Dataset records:
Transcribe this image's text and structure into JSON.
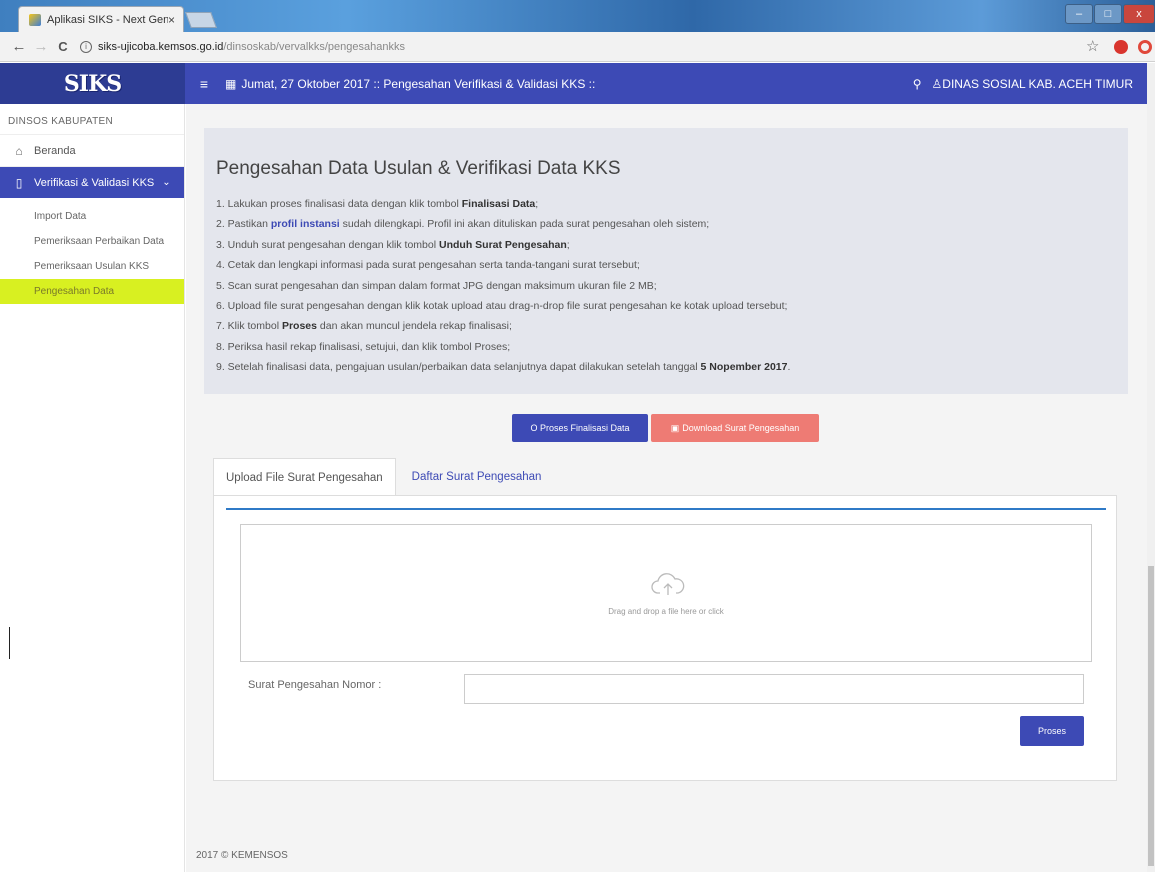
{
  "browser": {
    "tab_title": "Aplikasi SIKS - Next Gen",
    "tab_close": "×",
    "url_host": "siks-ujicoba.kemsos.go.id",
    "url_path": "/dinsoskab/vervalkks/pengesahankks",
    "info_glyph": "i",
    "back_glyph": "←",
    "forward_glyph": "→",
    "reload_glyph": "C",
    "star_glyph": "☆",
    "win_min": "–",
    "win_max": "□",
    "win_close": "x"
  },
  "app": {
    "logo_text": "SIKS",
    "menu_glyph": "≡",
    "calendar_glyph": "▦",
    "header_date": "Jumat, 27 Oktober 2017 :: Pengesahan Verifikasi & Validasi KKS ::",
    "search_glyph": "⚲",
    "user_label": "♙DINAS SOSIAL KAB. ACEH TIMUR"
  },
  "sidebar": {
    "header": "DINSOS KABUPATEN",
    "home_icon_glyph": "⌂",
    "home_label": "Beranda",
    "verif_icon_glyph": "▯",
    "verif_label": "Verifikasi & Validasi KKS",
    "verif_chevron": "⌄",
    "sub_items": [
      {
        "label": "Import Data"
      },
      {
        "label": "Pemeriksaan Perbaikan Data"
      },
      {
        "label": "Pemeriksaan Usulan KKS"
      },
      {
        "label": "Pengesahan Data"
      }
    ]
  },
  "info": {
    "title": "Pengesahan Data Usulan & Verifikasi Data KKS",
    "s1_a": "1. Lakukan proses finalisasi data dengan klik tombol ",
    "s1_b": "Finalisasi Data",
    "s1_c": ";",
    "s2_a": "2. Pastikan ",
    "s2_b": "profil instansi",
    "s2_c": " sudah dilengkapi. Profil ini akan dituliskan pada surat pengesahan oleh sistem;",
    "s3_a": "3. Unduh surat pengesahan dengan klik tombol ",
    "s3_b": "Unduh Surat Pengesahan",
    "s3_c": ";",
    "s4": "4. Cetak dan lengkapi informasi pada surat pengesahan serta tanda-tangani surat tersebut;",
    "s5": "5. Scan surat pengesahan dan simpan dalam format JPG dengan maksimum ukuran file 2 MB;",
    "s6": "6. Upload file surat pengesahan dengan klik kotak upload atau drag-n-drop file surat pengesahan ke kotak upload tersebut;",
    "s7_a": "7. Klik tombol ",
    "s7_b": "Proses",
    "s7_c": " dan akan muncul jendela rekap finalisasi;",
    "s8": "8. Periksa hasil rekap finalisasi, setujui, dan klik tombol Proses;",
    "s9_a": "9. Setelah finalisasi data, pengajuan usulan/perbaikan data selanjutnya dapat dilakukan setelah tanggal ",
    "s9_b": "5 Nopember 2017",
    "s9_c": "."
  },
  "actions": {
    "finalisasi": "O Proses Finalisasi Data",
    "download": "Download Surat Pengesahan",
    "download_glyph": "▣"
  },
  "tabs": {
    "upload": "Upload File Surat Pengesahan",
    "daftar": "Daftar Surat Pengesahan"
  },
  "upload": {
    "dropzone_text": "Drag and drop a file here or click",
    "nomor_label": "Surat Pengesahan Nomor :",
    "nomor_value": "",
    "proses": "Proses"
  },
  "footer": "2017 © KEMENSOS"
}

Task statement:
Write out the material above once more, exactly as it reads, with no pictures.

Exercise solution:
Transcribe this image's text and structure into JSON.
{
  "browser": {
    "tab_title": "Aplikasi SIKS - Next Gen",
    "tab_close": "×",
    "url_host": "siks-ujicoba.kemsos.go.id",
    "url_path": "/dinsoskab/vervalkks/pengesahankks",
    "info_glyph": "i",
    "back_glyph": "←",
    "forward_glyph": "→",
    "reload_glyph": "C",
    "star_glyph": "☆",
    "win_min": "–",
    "win_max": "□",
    "win_close": "x"
  },
  "app": {
    "logo_text": "SIKS",
    "menu_glyph": "≡",
    "calendar_glyph": "▦",
    "header_date": "Jumat, 27 Oktober 2017 :: Pengesahan Verifikasi & Validasi KKS ::",
    "search_glyph": "⚲",
    "user_label": "♙DINAS SOSIAL KAB. ACEH TIMUR"
  },
  "sidebar": {
    "header": "DINSOS KABUPATEN",
    "home_icon_glyph": "⌂",
    "home_label": "Beranda",
    "verif_icon_glyph": "▯",
    "verif_label": "Verifikasi & Validasi KKS",
    "verif_chevron": "⌄",
    "sub_items": [
      {
        "label": "Import Data"
      },
      {
        "label": "Pemeriksaan Perbaikan Data"
      },
      {
        "label": "Pemeriksaan Usulan KKS"
      },
      {
        "label": "Pengesahan Data"
      }
    ]
  },
  "info": {
    "title": "Pengesahan Data Usulan & Verifikasi Data KKS",
    "s1_a": "1. Lakukan proses finalisasi data dengan klik tombol ",
    "s1_b": "Finalisasi Data",
    "s1_c": ";",
    "s2_a": "2. Pastikan ",
    "s2_b": "profil instansi",
    "s2_c": " sudah dilengkapi. Profil ini akan dituliskan pada surat pengesahan oleh sistem;",
    "s3_a": "3. Unduh surat pengesahan dengan klik tombol ",
    "s3_b": "Unduh Surat Pengesahan",
    "s3_c": ";",
    "s4": "4. Cetak dan lengkapi informasi pada surat pengesahan serta tanda-tangani surat tersebut;",
    "s5": "5. Scan surat pengesahan dan simpan dalam format JPG dengan maksimum ukuran file 2 MB;",
    "s6": "6. Upload file surat pengesahan dengan klik kotak upload atau drag-n-drop file surat pengesahan ke kotak upload tersebut;",
    "s7_a": "7. Klik tombol ",
    "s7_b": "Proses",
    "s7_c": " dan akan muncul jendela rekap finalisasi;",
    "s8": "8. Periksa hasil rekap finalisasi, setujui, dan klik tombol Proses;",
    "s9_a": "9. Setelah finalisasi data, pengajuan usulan/perbaikan data selanjutnya dapat dilakukan setelah tanggal ",
    "s9_b": "5 Nopember 2017",
    "s9_c": "."
  },
  "actions": {
    "finalisasi": "O Proses Finalisasi Data",
    "download": "Download Surat Pengesahan",
    "download_glyph": "▣"
  },
  "tabs": {
    "upload": "Upload File Surat Pengesahan",
    "daftar": "Daftar Surat Pengesahan"
  },
  "upload": {
    "dropzone_text": "Drag and drop a file here or click",
    "nomor_label": "Surat Pengesahan Nomor :",
    "nomor_value": "",
    "proses": "Proses"
  },
  "footer": "2017 © KEMENSOS"
}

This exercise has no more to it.